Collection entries
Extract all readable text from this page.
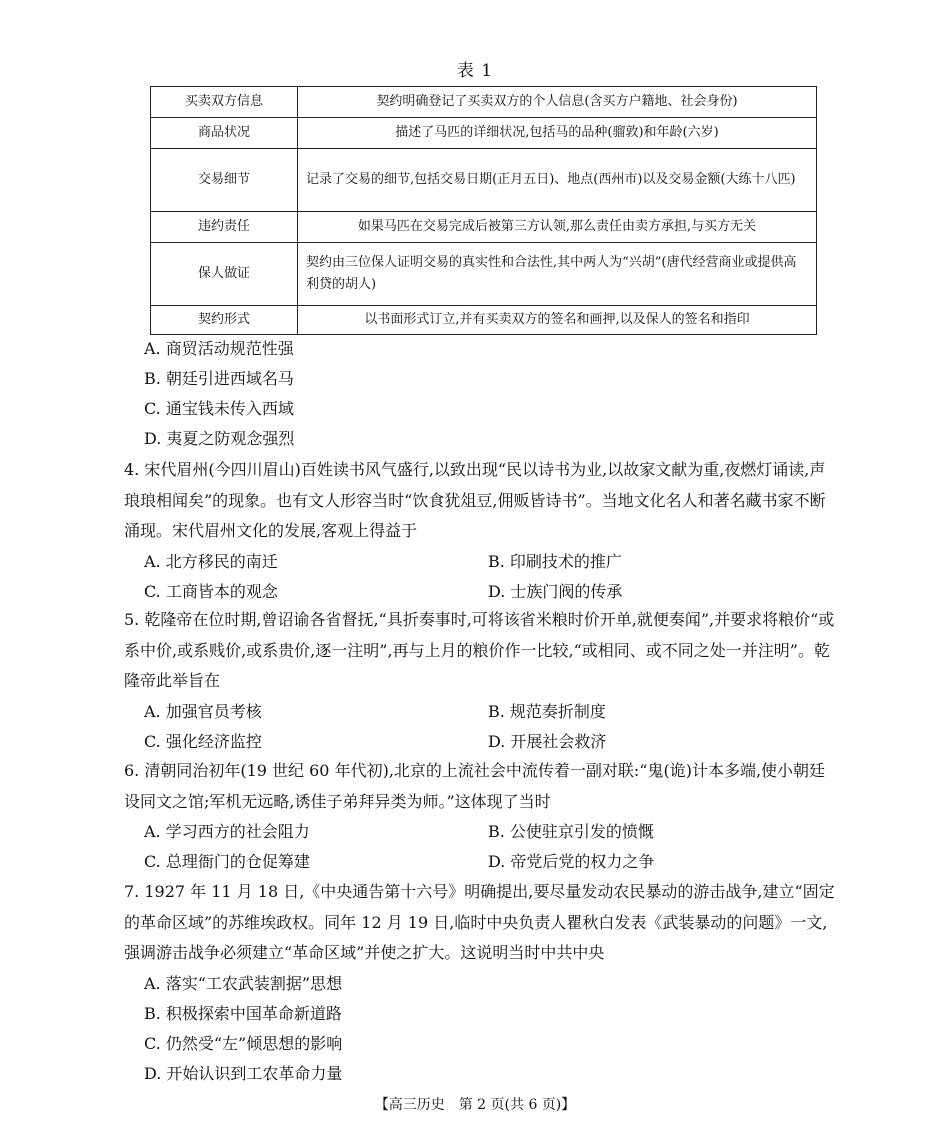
表 1
买卖双方信息	契约明确登记了买卖双方的个人信息(含买方户籍地、社会身份)
商品状况	描述了马匹的详细状况,包括马的品种(骝敦)和年龄(六岁)
交易细节	记录了交易的细节,包括交易日期(正月五日)、地点(西州市)以及交易金额(大练十八匹)
违约责任	如果马匹在交易完成后被第三方认领,那么责任由卖方承担,与买方无关
保人做证	契约由三位保人证明交易的真实性和合法性,其中两人为“兴胡”(唐代经营商业或提供高利贷的胡人)
契约形式	以书面形式订立,并有买卖双方的签名和画押,以及保人的签名和指印
A. 商贸活动规范性强
B. 朝廷引进西域名马
C. 通宝钱未传入西域
D. 夷夏之防观念强烈

4. 宋代眉州(今四川眉山)百姓读书风气盛行,以致出现“民以诗书为业,以故家文献为重,夜燃灯诵读,声琅琅相闻矣”的现象。也有文人形容当时“饮食犹俎豆,佣贩皆诗书”。当地文化名人和著名藏书家不断涌现。宋代眉州文化的发展,客观上得益于

A. 北方移民的南迁	B. 印刷技术的推广
C. 工商皆本的观念	D. 士族门阀的传承

5. 乾隆帝在位时期,曾诏谕各省督抚,“具折奏事时,可将该省米粮时价开单,就便奏闻”,并要求将粮价“或系中价,或系贱价,或系贵价,逐一注明”,再与上月的粮价作一比较,“或相同、或不同之处一并注明”。乾隆帝此举旨在

A. 加强官员考核	B. 规范奏折制度
C. 强化经济监控	D. 开展社会救济

6. 清朝同治初年(19 世纪 60 年代初),北京的上流社会中流传着一副对联:“鬼(诡)计本多端,使小朝廷设同文之馆;军机无远略,诱佳子弟拜异类为师。”这体现了当时

A. 学习西方的社会阻力	B. 公使驻京引发的愤慨
C. 总理衙门的仓促筹建	D. 帝党后党的权力之争

7. 1927 年 11 月 18 日,《中央通告第十六号》明确提出,要尽量发动农民暴动的游击战争,建立“固定的革命区域”的苏维埃政权。同年 12 月 19 日,临时中央负责人瞿秋白发表《武装暴动的问题》一文,强调游击战争必须建立“革命区域”并使之扩大。这说明当时中共中央

A. 落实“工农武装割据”思想
B. 积极探索中国革命新道路
C. 仍然受“左”倾思想的影响
D. 开始认识到工农革命力量
【高三历史　第 2 页(共 6 页)】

AIM: Every record above must be given again exactly; drop the pictures.

FINISHED ANSWER:
Extract all readable text from this page.
表 1
买卖双方信息	契约明确登记了买卖双方的个人信息(含买方户籍地、社会身份)
商品状况	描述了马匹的详细状况,包括马的品种(骝敦)和年龄(六岁)
交易细节	记录了交易的细节,包括交易日期(正月五日)、地点(西州市)以及交易金额(大练十八匹)
违约责任	如果马匹在交易完成后被第三方认领,那么责任由卖方承担,与买方无关
保人做证	契约由三位保人证明交易的真实性和合法性,其中两人为“兴胡”(唐代经营商业或提供高利贷的胡人)
契约形式	以书面形式订立,并有买卖双方的签名和画押,以及保人的签名和指印
A. 商贸活动规范性强
B. 朝廷引进西域名马
C. 通宝钱未传入西域
D. 夷夏之防观念强烈

4. 宋代眉州(今四川眉山)百姓读书风气盛行,以致出现“民以诗书为业,以故家文献为重,夜燃灯诵读,声琅琅相闻矣”的现象。也有文人形容当时“饮食犹俎豆,佣贩皆诗书”。当地文化名人和著名藏书家不断涌现。宋代眉州文化的发展,客观上得益于

A. 北方移民的南迁	B. 印刷技术的推广
C. 工商皆本的观念	D. 士族门阀的传承

5. 乾隆帝在位时期,曾诏谕各省督抚,“具折奏事时,可将该省米粮时价开单,就便奏闻”,并要求将粮价“或系中价,或系贱价,或系贵价,逐一注明”,再与上月的粮价作一比较,“或相同、或不同之处一并注明”。乾隆帝此举旨在

A. 加强官员考核	B. 规范奏折制度
C. 强化经济监控	D. 开展社会救济

6. 清朝同治初年(19 世纪 60 年代初),北京的上流社会中流传着一副对联:“鬼(诡)计本多端,使小朝廷设同文之馆;军机无远略,诱佳子弟拜异类为师。”这体现了当时

A. 学习西方的社会阻力	B. 公使驻京引发的愤慨
C. 总理衙门的仓促筹建	D. 帝党后党的权力之争

7. 1927 年 11 月 18 日,《中央通告第十六号》明确提出,要尽量发动农民暴动的游击战争,建立“固定的革命区域”的苏维埃政权。同年 12 月 19 日,临时中央负责人瞿秋白发表《武装暴动的问题》一文,强调游击战争必须建立“革命区域”并使之扩大。这说明当时中共中央

A. 落实“工农武装割据”思想
B. 积极探索中国革命新道路
C. 仍然受“左”倾思想的影响
D. 开始认识到工农革命力量
【高三历史　第 2 页(共 6 页)】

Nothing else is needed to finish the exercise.